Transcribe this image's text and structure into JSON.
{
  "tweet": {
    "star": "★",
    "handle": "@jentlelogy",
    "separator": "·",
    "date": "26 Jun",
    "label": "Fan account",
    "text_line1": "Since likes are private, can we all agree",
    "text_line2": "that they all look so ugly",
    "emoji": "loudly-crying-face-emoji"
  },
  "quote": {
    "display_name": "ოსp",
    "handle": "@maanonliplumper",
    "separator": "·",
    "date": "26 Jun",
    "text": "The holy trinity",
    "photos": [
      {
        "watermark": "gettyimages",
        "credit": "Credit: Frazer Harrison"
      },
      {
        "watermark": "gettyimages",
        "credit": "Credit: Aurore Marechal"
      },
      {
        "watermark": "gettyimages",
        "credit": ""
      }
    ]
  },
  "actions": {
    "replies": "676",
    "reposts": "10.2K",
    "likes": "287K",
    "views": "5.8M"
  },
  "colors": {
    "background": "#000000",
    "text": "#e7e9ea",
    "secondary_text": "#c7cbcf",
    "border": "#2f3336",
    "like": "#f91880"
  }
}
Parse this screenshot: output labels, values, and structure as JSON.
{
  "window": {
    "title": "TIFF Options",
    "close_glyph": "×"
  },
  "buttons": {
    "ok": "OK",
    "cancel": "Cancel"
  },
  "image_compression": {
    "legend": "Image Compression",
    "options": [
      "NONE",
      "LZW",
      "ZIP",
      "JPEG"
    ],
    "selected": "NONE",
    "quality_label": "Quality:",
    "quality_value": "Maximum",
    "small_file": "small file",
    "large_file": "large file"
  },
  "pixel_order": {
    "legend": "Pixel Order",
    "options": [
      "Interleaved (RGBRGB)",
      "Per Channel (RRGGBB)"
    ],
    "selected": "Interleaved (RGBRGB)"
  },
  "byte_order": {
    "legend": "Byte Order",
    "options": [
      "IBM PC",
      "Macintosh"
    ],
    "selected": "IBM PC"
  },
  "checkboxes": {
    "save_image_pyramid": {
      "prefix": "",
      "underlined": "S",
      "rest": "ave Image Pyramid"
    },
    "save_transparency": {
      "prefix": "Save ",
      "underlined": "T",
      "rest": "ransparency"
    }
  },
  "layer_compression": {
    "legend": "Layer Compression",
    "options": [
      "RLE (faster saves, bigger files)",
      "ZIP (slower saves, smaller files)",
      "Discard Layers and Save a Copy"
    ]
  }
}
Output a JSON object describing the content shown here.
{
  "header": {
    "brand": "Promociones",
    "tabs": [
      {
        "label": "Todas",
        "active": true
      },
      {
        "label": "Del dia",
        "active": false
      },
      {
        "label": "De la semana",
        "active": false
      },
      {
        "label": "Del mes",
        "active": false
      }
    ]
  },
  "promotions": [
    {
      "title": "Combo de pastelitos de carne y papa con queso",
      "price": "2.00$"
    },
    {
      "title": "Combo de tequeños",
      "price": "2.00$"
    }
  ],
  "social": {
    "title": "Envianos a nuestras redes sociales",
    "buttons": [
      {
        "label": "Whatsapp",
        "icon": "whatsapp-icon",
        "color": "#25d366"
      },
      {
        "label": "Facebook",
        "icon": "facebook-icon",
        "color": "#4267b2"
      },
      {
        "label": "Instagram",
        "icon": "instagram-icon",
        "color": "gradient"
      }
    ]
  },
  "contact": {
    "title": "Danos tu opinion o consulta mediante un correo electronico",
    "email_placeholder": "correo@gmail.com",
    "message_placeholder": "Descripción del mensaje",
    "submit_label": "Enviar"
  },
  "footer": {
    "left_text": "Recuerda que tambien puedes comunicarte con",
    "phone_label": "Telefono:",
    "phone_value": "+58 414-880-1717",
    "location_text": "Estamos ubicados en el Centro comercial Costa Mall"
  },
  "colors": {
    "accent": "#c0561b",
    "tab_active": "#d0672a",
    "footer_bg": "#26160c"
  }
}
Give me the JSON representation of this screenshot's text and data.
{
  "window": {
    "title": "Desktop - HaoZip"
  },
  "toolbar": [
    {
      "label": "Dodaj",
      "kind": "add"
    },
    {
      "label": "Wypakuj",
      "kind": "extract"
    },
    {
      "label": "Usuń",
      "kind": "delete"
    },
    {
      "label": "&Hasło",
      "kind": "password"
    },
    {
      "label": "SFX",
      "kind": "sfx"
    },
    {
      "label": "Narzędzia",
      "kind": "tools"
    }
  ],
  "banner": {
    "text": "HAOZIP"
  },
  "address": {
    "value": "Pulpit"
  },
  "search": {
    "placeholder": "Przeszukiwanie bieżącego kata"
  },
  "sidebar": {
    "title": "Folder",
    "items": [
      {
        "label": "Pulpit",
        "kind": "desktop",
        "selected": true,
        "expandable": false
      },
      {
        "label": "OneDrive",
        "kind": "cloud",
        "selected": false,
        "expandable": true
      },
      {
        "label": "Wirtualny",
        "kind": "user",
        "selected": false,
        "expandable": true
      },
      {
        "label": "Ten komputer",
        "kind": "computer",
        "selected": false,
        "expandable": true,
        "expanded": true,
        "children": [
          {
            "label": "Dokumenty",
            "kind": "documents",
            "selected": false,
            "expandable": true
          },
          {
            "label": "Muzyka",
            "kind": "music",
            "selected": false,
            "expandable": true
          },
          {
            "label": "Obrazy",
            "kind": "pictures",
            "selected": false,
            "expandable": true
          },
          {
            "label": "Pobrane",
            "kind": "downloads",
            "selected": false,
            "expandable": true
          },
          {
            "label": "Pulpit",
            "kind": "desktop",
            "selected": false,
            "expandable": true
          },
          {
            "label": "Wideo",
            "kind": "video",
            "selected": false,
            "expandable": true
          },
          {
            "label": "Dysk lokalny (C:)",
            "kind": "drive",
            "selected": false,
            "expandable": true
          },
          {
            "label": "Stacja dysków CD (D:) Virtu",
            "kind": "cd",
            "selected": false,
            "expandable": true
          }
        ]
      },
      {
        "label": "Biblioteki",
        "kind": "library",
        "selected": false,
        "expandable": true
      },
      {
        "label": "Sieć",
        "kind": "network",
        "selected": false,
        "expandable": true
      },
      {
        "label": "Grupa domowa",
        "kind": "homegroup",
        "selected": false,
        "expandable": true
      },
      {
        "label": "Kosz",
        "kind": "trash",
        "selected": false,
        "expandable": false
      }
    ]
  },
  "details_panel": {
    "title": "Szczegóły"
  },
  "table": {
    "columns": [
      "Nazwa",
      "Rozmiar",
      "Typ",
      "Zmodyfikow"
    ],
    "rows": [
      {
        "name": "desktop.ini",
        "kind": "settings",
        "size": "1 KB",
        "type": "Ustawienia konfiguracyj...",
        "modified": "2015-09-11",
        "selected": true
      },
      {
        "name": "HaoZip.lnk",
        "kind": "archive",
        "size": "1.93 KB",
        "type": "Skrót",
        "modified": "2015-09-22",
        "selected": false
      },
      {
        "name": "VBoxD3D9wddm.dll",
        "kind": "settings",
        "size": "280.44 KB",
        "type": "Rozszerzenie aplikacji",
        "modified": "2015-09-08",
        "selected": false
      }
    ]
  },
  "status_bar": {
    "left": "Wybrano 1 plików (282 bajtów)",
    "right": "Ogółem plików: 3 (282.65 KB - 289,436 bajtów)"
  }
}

-=-=-

» **SET TASK**: Which lines of the data above contain "Combo"? Copy each one.

» **WRITTEN RESPONSE**:
      "title": "Combo de pastelitos de carne y papa con queso",
      "title": "Combo de tequeños",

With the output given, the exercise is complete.